Task brief = Locate each line containing the string "ffffff" and copy it out.

(Dataset entries on figures)
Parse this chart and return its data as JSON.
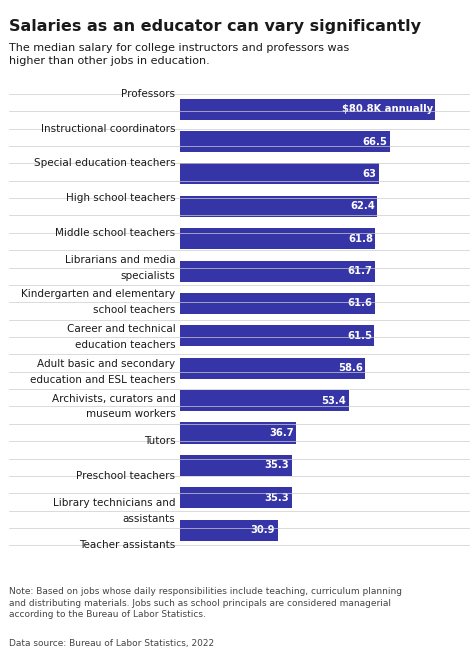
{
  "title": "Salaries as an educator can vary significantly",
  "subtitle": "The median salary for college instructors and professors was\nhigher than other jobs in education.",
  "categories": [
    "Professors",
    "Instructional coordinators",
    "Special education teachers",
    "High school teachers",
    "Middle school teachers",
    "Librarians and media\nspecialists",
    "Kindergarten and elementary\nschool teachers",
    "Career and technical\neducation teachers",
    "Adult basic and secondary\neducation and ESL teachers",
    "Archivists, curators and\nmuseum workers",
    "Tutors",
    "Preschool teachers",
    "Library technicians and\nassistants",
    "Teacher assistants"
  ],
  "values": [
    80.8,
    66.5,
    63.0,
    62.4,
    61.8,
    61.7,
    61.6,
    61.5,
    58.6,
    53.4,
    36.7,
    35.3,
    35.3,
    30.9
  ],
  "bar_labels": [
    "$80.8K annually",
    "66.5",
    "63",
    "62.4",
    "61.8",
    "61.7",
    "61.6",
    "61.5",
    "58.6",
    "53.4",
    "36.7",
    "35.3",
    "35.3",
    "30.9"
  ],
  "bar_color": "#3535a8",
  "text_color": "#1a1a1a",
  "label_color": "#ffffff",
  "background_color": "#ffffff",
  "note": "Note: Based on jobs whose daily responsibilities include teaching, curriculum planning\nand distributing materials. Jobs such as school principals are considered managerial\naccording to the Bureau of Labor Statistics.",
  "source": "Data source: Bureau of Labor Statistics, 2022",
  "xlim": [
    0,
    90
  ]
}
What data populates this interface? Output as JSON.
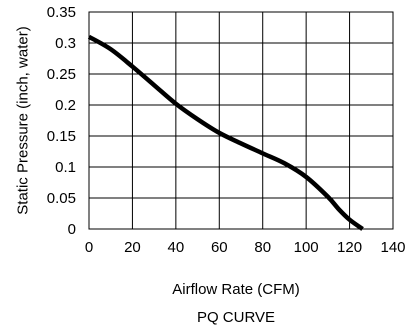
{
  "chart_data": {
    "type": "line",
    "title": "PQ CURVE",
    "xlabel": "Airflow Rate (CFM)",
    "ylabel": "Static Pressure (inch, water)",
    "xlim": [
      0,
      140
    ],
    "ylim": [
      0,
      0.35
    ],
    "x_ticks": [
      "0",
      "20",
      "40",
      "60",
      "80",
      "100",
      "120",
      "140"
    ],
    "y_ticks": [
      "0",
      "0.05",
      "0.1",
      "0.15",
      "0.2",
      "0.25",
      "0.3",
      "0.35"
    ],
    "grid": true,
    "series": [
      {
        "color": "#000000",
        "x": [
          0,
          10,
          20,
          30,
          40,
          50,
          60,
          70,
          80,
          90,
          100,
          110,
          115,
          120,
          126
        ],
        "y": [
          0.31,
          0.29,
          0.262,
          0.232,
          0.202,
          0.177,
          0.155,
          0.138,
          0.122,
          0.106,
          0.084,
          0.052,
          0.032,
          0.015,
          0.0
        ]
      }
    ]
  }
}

Response to this task =
  "label_color": "#ffffff",
  "background_color": "#ffffff",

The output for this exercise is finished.